* **Records supplied**:
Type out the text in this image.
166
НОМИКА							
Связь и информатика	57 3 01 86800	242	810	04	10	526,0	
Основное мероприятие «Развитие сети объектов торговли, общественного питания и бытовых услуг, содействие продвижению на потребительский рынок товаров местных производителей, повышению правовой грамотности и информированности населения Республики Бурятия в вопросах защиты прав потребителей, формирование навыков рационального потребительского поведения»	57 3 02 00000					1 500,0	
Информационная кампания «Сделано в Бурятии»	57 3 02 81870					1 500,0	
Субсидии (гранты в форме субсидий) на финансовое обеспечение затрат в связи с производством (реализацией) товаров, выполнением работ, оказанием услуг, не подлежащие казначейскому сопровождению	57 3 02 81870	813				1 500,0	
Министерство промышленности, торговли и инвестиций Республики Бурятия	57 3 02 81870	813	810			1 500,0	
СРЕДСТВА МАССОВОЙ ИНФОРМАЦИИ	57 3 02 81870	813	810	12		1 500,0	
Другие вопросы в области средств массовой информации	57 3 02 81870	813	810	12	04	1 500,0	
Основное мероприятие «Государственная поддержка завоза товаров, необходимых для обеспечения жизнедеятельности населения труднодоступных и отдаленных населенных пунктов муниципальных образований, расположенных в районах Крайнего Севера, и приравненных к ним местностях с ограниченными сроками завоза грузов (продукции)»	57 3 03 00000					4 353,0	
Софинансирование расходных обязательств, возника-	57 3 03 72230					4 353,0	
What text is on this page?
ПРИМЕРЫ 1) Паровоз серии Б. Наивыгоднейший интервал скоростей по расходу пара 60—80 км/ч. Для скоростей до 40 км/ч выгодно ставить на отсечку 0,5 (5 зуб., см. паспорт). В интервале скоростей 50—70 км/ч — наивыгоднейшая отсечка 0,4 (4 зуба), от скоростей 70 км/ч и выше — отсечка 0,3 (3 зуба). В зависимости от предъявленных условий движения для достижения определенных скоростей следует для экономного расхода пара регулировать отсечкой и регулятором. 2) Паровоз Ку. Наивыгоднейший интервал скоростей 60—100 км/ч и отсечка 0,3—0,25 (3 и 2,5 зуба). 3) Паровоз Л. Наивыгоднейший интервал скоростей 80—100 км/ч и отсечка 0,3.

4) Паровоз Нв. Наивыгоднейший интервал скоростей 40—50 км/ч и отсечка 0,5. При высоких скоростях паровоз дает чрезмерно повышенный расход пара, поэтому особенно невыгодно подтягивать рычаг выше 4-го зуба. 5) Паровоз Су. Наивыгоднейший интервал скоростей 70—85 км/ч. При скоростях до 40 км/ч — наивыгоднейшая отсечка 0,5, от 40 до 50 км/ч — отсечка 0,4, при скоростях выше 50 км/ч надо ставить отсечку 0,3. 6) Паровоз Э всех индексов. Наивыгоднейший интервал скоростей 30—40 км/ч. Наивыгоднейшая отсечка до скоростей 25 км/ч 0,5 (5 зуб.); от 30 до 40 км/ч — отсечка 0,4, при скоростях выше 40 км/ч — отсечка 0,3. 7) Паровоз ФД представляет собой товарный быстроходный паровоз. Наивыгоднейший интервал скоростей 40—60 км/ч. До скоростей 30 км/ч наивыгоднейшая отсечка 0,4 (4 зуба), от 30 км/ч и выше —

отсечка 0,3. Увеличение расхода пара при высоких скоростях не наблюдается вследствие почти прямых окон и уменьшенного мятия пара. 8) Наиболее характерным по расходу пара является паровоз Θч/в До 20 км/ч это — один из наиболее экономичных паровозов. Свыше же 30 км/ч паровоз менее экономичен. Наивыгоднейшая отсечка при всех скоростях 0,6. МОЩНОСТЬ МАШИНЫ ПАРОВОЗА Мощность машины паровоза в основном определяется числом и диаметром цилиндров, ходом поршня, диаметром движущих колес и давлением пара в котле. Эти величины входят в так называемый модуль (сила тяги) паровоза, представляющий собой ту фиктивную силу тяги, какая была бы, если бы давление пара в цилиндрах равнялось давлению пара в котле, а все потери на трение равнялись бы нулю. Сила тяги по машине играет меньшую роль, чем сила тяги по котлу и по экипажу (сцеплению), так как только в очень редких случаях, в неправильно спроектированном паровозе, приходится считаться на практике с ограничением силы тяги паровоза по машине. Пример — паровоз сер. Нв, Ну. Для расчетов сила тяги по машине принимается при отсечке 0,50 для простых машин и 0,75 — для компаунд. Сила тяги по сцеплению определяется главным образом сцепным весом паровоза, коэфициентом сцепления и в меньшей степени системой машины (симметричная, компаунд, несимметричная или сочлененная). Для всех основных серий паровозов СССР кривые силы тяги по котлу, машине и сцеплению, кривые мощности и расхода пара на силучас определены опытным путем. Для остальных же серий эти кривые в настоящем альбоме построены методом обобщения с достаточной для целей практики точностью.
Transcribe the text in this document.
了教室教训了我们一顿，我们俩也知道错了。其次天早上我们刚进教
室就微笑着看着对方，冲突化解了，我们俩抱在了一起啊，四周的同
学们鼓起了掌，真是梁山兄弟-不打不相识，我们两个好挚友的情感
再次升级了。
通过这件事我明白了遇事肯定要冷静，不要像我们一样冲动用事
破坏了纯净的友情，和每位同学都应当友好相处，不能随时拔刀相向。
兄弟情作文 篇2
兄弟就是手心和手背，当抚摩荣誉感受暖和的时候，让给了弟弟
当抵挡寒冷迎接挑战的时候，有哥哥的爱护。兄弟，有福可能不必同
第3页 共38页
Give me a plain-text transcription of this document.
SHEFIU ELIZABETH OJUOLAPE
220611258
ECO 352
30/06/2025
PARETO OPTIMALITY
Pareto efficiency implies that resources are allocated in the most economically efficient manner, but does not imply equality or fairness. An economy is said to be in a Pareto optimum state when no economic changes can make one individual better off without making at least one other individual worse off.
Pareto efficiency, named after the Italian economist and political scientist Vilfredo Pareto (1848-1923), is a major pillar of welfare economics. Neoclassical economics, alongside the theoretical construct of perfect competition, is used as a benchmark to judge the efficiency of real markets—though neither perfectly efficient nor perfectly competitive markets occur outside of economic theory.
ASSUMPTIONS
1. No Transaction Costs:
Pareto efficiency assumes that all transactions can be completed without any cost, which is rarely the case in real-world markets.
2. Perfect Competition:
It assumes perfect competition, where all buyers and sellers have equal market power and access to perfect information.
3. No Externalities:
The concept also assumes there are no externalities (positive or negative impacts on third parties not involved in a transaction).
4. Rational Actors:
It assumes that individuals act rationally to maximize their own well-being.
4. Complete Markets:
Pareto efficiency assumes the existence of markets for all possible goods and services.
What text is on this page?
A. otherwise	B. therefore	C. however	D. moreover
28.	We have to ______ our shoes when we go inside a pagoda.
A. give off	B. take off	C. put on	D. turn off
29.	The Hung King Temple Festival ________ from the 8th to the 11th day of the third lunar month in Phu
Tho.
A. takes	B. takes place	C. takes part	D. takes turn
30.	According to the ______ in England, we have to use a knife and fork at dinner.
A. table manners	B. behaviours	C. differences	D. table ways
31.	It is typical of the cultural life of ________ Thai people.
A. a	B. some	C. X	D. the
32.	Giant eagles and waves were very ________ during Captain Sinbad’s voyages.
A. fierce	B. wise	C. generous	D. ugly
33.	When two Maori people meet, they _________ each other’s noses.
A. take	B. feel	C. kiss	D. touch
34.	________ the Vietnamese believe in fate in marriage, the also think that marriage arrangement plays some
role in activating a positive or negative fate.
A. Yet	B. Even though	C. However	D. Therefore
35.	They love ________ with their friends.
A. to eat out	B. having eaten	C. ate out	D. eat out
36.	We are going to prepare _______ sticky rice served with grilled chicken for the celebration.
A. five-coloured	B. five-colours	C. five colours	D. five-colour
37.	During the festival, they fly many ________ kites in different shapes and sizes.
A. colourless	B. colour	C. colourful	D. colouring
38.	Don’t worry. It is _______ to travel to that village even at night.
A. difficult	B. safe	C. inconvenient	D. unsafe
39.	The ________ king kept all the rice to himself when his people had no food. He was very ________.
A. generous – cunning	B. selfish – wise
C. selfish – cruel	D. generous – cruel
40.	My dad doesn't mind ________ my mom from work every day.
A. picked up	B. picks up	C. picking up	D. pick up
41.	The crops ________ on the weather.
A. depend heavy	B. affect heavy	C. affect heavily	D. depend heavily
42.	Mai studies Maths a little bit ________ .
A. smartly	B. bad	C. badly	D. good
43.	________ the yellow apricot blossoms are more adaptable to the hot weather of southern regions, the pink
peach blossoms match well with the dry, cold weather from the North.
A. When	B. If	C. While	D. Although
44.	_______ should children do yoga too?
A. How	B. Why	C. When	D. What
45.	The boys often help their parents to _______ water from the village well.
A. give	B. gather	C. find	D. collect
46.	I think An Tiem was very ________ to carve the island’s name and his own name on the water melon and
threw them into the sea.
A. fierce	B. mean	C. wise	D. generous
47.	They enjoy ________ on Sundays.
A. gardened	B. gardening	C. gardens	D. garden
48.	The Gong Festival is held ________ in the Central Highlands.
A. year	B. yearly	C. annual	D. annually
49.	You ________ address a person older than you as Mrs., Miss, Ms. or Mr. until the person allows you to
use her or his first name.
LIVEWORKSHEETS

* **The task**: Reply with only the number of lines in the material above where the string "colour" appears.

* **Written reply**: 2